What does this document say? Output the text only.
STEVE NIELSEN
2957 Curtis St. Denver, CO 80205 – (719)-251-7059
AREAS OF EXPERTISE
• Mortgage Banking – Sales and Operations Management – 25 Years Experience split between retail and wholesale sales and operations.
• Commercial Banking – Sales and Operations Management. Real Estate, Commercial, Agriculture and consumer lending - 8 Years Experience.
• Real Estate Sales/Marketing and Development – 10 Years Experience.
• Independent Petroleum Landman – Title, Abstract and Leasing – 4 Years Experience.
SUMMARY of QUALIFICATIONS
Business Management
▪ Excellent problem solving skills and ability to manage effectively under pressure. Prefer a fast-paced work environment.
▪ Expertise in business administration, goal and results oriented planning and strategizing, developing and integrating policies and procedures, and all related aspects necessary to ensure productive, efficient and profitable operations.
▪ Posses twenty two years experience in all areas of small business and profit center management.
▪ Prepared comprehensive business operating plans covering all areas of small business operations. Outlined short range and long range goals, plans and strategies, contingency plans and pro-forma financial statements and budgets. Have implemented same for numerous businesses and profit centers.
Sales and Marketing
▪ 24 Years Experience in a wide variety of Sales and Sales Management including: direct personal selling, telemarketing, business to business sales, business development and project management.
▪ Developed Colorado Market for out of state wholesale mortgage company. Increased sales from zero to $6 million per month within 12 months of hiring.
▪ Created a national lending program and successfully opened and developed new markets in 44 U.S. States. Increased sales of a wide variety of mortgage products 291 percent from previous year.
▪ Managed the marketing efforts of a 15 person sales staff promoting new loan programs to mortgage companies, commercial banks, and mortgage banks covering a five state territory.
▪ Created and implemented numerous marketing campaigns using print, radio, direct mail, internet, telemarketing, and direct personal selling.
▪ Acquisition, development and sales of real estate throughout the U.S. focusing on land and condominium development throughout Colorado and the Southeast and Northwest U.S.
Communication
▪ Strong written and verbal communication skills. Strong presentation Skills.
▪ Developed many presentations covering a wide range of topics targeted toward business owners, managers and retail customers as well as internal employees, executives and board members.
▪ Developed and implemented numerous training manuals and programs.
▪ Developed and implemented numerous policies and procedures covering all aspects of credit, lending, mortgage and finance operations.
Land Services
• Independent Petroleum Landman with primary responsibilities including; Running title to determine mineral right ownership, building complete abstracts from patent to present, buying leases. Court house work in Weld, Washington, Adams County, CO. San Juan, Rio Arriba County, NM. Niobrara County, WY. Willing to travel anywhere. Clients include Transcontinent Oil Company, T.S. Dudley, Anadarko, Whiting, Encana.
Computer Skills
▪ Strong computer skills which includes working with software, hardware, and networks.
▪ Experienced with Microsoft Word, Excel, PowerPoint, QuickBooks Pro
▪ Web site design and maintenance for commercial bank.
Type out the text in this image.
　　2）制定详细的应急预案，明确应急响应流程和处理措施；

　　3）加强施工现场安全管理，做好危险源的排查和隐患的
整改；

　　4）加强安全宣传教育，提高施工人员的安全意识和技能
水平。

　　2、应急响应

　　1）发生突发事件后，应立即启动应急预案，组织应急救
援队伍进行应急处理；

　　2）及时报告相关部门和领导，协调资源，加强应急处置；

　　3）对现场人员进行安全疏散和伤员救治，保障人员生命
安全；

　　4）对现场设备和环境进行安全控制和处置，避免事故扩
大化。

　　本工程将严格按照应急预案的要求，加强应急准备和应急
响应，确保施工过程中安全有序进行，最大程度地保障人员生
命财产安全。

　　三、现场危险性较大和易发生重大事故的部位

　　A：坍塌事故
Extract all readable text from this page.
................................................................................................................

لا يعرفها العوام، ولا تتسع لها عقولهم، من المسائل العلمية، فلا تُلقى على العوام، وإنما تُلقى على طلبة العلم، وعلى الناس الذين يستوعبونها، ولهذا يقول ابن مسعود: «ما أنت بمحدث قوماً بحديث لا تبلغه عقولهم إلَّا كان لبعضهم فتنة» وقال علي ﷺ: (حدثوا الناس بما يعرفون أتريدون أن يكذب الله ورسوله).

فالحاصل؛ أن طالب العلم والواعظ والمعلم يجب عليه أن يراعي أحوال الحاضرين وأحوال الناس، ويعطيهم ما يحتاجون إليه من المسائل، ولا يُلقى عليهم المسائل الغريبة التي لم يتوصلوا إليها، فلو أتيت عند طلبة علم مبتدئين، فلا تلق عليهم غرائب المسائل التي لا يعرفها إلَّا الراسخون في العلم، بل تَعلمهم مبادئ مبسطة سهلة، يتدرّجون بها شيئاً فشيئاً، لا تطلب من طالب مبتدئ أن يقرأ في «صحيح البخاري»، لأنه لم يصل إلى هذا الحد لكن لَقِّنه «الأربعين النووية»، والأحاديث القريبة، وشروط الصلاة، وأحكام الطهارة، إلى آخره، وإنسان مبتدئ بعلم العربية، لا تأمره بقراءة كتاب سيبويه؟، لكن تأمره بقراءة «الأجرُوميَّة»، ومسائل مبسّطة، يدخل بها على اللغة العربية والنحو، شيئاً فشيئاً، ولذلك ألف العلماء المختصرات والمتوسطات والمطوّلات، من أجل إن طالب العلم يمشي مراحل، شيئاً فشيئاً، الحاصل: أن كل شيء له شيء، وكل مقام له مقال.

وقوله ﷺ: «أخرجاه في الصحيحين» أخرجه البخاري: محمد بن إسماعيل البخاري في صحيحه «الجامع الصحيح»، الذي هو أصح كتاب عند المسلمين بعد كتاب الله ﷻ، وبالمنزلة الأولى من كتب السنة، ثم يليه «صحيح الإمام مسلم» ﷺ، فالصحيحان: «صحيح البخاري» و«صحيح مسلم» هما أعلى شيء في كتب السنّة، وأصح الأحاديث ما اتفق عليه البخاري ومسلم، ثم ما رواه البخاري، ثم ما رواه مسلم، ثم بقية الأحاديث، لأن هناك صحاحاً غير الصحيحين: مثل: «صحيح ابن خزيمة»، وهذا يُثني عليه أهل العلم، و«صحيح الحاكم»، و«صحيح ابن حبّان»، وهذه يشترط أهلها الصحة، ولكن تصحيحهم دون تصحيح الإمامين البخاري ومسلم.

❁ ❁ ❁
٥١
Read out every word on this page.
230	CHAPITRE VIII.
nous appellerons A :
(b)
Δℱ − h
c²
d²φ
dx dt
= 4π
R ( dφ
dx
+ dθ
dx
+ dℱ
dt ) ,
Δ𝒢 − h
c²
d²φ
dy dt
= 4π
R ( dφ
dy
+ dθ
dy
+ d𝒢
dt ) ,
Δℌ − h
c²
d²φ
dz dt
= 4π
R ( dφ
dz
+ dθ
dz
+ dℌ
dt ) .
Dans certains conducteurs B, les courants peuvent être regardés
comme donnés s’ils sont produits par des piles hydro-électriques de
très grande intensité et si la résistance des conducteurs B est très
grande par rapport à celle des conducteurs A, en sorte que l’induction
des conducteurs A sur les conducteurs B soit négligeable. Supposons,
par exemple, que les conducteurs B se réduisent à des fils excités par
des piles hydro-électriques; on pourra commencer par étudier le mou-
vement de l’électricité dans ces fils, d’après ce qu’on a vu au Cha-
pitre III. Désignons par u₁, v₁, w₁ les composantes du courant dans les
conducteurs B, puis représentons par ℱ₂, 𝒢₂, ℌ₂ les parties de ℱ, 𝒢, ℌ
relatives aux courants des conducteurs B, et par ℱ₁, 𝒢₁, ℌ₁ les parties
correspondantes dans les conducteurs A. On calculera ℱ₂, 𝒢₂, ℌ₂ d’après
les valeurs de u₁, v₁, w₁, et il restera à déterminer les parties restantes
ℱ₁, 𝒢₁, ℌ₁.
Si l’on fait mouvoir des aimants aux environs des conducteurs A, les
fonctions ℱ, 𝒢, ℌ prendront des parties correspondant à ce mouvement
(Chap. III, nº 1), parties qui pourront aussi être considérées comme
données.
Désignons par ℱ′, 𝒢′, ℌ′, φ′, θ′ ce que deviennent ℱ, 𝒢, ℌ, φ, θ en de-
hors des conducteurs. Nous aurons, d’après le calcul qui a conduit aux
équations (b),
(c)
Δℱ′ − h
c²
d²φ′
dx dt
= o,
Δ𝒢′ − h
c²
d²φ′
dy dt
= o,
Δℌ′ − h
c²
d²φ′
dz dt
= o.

---

PROBLEM STATEMENT —
Each line in the entries above that includes the string "piles" should be extracted.

TASK SOLUTION —
comme donnés s’ils sont produits par des piles hydro-électriques de
des piles hydro-électriques; on pourra commencer par étudier le mou-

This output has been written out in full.